▶ **Exercise aim**:
Copy each line with the word "Indonesia" in it.

Data extracted from a collection
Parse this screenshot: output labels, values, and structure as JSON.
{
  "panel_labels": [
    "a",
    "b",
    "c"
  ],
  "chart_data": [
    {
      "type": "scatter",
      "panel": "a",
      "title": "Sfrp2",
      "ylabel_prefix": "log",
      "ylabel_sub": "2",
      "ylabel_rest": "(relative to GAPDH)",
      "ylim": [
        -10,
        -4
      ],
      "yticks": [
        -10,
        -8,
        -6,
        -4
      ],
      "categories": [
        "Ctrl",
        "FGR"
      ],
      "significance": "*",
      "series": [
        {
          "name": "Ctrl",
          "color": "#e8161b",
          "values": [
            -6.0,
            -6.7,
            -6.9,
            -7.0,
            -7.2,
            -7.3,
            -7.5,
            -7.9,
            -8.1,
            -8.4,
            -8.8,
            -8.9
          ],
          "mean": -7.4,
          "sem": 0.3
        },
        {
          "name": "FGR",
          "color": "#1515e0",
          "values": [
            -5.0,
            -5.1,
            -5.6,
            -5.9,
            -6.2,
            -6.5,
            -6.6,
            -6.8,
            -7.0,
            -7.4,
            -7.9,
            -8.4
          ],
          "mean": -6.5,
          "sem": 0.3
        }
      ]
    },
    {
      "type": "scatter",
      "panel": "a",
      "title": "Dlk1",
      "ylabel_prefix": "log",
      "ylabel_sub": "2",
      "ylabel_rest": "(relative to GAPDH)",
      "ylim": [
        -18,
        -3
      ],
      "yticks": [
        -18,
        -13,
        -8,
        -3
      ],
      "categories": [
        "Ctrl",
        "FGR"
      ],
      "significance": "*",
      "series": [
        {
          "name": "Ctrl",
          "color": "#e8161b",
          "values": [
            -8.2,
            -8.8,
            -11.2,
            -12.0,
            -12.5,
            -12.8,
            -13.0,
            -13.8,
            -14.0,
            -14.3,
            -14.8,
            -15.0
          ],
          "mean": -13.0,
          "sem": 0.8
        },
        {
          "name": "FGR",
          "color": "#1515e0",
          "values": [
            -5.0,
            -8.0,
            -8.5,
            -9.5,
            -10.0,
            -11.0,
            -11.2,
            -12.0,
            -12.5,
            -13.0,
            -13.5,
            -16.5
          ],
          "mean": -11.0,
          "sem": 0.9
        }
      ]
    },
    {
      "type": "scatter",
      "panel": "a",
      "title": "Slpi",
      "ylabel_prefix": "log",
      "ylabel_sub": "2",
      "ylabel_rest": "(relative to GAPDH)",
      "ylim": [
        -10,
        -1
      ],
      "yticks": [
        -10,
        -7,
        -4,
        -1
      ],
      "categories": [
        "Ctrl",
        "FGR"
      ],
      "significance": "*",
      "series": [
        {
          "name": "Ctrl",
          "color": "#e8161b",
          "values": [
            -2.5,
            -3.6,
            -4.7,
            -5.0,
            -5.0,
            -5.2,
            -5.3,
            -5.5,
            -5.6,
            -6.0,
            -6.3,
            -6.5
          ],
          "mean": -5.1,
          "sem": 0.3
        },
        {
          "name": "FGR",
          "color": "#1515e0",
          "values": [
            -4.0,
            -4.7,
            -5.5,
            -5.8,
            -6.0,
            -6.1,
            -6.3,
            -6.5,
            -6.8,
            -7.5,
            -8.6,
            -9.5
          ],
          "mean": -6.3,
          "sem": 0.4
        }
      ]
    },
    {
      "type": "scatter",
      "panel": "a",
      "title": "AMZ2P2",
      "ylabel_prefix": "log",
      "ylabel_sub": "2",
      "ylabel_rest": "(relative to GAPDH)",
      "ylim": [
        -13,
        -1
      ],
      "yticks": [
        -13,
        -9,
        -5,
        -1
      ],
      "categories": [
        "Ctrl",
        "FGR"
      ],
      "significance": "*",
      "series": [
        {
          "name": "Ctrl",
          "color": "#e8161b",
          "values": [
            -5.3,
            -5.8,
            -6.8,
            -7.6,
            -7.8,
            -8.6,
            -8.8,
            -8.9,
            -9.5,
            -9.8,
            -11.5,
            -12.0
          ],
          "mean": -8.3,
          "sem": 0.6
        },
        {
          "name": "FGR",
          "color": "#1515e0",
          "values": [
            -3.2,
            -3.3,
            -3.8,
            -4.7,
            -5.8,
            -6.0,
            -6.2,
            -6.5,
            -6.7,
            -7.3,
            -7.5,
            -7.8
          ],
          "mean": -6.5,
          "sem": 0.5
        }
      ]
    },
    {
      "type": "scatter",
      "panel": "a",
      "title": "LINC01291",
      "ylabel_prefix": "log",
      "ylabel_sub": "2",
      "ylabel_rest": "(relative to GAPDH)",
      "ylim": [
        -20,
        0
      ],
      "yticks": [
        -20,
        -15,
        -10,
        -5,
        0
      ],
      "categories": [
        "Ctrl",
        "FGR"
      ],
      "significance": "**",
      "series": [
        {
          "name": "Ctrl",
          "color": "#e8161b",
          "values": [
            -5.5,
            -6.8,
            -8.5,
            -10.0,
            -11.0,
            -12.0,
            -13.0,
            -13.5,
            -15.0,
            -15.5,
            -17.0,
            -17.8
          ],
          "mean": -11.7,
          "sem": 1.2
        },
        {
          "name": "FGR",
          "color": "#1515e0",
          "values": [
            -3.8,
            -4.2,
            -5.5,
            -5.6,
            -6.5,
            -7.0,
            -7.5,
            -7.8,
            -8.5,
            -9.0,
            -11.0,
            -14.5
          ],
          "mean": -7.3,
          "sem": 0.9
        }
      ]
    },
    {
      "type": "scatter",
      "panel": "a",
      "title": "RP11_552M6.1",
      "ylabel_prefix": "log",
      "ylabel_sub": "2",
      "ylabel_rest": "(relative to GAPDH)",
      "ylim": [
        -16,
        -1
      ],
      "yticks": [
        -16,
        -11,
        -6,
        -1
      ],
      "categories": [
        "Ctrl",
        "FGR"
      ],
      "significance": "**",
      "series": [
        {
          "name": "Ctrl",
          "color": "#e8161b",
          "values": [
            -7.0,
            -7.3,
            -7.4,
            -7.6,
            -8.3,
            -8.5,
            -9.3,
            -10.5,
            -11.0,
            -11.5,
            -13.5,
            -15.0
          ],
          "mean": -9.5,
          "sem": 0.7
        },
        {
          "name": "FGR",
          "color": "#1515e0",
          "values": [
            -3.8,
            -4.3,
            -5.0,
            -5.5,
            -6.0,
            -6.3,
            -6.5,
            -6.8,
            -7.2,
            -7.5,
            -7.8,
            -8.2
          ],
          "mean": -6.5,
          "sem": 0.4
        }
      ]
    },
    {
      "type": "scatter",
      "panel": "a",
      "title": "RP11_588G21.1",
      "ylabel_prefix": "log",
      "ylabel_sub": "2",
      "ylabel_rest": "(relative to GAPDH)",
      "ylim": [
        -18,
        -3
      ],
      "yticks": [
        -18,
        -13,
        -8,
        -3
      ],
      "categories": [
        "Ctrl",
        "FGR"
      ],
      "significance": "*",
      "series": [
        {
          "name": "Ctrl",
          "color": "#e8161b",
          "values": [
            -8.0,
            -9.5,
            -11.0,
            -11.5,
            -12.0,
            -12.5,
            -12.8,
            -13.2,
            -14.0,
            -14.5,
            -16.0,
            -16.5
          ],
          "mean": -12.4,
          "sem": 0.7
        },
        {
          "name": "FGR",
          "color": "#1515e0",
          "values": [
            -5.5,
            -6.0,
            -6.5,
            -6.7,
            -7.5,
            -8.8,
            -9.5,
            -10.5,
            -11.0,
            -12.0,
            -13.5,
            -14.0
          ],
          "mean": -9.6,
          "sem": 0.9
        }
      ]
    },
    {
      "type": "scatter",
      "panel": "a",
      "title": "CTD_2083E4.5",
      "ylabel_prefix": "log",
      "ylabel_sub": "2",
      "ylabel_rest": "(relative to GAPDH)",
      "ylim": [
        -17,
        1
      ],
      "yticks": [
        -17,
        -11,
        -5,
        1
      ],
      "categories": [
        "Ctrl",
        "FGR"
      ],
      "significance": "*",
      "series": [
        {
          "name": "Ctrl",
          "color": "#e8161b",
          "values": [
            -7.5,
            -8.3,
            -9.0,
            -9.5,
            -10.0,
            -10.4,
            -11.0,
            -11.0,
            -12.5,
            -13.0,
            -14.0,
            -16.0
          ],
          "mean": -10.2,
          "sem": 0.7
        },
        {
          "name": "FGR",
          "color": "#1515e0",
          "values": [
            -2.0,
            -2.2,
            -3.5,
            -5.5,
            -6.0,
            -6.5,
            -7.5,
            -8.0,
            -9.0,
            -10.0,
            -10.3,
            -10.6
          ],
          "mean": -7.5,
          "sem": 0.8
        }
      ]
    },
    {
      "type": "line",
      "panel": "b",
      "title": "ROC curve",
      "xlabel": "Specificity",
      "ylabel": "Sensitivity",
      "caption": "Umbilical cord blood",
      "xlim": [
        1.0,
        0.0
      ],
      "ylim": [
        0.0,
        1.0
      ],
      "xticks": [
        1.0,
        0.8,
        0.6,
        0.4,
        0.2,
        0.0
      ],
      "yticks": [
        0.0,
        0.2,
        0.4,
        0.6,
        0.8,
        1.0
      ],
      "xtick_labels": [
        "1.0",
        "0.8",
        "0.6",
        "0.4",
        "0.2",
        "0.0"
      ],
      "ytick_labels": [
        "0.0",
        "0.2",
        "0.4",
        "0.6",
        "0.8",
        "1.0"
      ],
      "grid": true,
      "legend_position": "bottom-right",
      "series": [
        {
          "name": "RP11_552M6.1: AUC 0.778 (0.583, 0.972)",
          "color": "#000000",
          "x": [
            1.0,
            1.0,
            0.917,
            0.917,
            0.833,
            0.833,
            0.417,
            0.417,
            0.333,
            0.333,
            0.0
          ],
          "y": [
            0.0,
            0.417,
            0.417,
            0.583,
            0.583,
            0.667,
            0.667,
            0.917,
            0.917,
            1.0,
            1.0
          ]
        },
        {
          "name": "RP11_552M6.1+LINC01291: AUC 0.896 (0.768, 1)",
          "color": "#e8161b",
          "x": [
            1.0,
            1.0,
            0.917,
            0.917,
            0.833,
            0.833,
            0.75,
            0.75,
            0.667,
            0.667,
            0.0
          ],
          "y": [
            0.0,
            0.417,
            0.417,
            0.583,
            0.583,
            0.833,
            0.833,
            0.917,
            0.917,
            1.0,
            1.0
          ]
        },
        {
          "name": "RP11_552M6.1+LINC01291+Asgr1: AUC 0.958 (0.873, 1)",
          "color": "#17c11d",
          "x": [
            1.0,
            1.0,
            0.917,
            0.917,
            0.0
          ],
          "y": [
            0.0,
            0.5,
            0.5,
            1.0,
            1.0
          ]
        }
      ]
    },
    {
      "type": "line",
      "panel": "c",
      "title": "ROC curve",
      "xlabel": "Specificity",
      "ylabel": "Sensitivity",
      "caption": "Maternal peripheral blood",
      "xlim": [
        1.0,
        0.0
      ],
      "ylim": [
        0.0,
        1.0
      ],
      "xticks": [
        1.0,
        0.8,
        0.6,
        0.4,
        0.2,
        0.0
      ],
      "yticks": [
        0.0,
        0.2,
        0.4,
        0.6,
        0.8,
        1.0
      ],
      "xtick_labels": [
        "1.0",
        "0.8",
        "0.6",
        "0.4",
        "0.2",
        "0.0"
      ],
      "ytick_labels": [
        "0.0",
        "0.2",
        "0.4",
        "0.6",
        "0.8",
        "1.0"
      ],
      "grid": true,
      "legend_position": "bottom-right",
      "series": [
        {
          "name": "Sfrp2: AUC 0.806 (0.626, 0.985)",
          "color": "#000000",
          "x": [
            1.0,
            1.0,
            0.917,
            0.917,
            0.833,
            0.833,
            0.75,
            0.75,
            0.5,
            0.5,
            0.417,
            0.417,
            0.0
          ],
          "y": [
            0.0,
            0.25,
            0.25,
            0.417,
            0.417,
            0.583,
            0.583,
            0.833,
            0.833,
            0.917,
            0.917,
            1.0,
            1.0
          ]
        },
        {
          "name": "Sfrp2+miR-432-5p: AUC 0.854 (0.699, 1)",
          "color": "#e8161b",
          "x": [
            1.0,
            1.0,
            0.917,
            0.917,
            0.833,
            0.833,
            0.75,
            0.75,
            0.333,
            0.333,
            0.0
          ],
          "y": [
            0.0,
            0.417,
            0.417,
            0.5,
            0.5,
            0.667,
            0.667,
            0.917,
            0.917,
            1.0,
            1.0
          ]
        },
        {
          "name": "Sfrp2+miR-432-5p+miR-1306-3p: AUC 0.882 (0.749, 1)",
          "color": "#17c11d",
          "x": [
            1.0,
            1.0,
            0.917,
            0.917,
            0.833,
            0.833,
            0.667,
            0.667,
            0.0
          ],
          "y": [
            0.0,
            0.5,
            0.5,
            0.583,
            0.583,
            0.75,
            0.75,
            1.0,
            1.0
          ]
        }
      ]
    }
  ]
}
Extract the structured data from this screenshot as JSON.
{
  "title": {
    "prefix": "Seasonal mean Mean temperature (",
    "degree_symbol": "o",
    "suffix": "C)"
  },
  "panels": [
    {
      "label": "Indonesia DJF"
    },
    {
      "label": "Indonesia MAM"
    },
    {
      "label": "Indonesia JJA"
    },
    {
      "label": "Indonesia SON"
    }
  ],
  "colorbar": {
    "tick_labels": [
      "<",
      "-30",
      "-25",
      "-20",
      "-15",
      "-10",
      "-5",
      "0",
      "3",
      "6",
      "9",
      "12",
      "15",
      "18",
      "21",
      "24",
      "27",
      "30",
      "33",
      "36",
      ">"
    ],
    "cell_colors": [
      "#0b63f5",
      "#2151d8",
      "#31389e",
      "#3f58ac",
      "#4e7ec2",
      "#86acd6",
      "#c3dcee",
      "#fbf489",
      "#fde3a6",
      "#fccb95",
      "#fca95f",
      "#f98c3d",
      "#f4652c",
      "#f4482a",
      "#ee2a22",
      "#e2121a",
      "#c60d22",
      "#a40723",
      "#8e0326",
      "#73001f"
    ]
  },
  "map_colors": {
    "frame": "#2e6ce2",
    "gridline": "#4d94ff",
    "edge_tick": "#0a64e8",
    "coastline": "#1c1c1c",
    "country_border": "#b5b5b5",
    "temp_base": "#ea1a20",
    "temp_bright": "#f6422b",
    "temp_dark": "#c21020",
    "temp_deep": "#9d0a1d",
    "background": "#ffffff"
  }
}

▶ **Task response**:
      "label": "Indonesia DJF"
      "label": "Indonesia MAM"
      "label": "Indonesia JJA"
      "label": "Indonesia SON"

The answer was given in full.